>>>

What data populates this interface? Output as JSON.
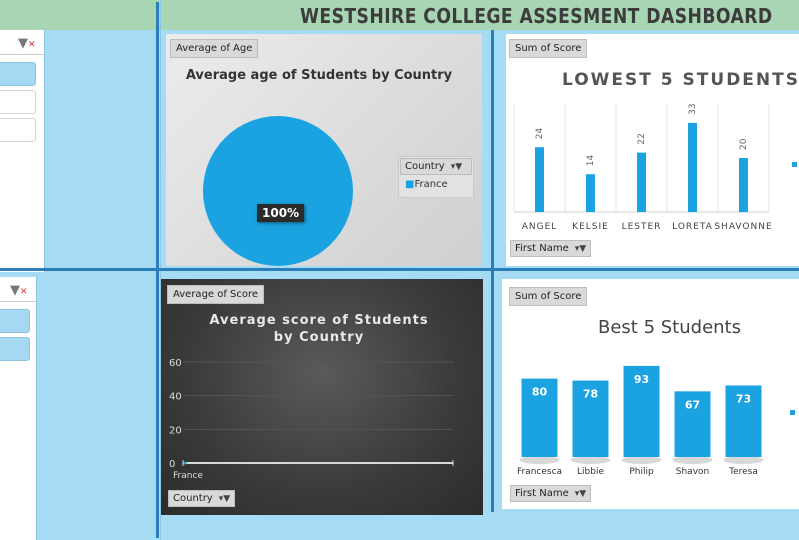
{
  "dashboard": {
    "title": "WESTSHIRE COLLEGE ASSESMENT DASHBOARD"
  },
  "colors": {
    "accent": "#1aa3e0",
    "divider": "#2b7fb8",
    "title_bar": "#a8d5b4",
    "background": "#a6dcf3"
  },
  "icons": {
    "filter": "funnel-icon",
    "clear_filter": "clear-filter-icon",
    "dropdown": "chevron-down-icon"
  },
  "charts": {
    "age": {
      "field_label": "Average of Age",
      "legend_header": "Country",
      "slice_label": "100%",
      "filter_button": "Country"
    },
    "lowest": {
      "field_label": "Sum of Score",
      "filter_button": "First Name"
    },
    "score": {
      "field_label": "Average of Score",
      "filter_button": "Country"
    },
    "best": {
      "field_label": "Sum of Score",
      "filter_button": "First Name"
    }
  },
  "chart_data": [
    {
      "type": "pie",
      "title": "Average age of Students by Country",
      "categories": [
        "France"
      ],
      "values": [
        100
      ],
      "legend": "right"
    },
    {
      "type": "bar",
      "title": "LOWEST 5 STUDENTS",
      "categories": [
        "ANGEL",
        "KELSIE",
        "LESTER",
        "LORETA",
        "SHAVONNE"
      ],
      "values": [
        24,
        14,
        22,
        33,
        20
      ],
      "ylim": [
        0,
        40
      ],
      "grid": false
    },
    {
      "type": "line",
      "title": "Average score of Students by Country",
      "categories": [
        "France"
      ],
      "values": [
        0
      ],
      "yticks": [
        0,
        20,
        40,
        60
      ],
      "ylim": [
        0,
        60
      ],
      "grid": true
    },
    {
      "type": "bar",
      "title": "Best 5 Students",
      "categories": [
        "Francesca",
        "Libbie",
        "Philip",
        "Shavon",
        "Teresa"
      ],
      "values": [
        80,
        78,
        93,
        67,
        73
      ],
      "ylim": [
        0,
        100
      ],
      "grid": false
    }
  ]
}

<<<

What is being asked:
From the listing above, copy every line that holds the string "Average".

Final result:
      "field_label": "Average of Age",
      "field_label": "Average of Score",
      "title": "Average age of Students by Country",
      "title": "Average score of Students by Country",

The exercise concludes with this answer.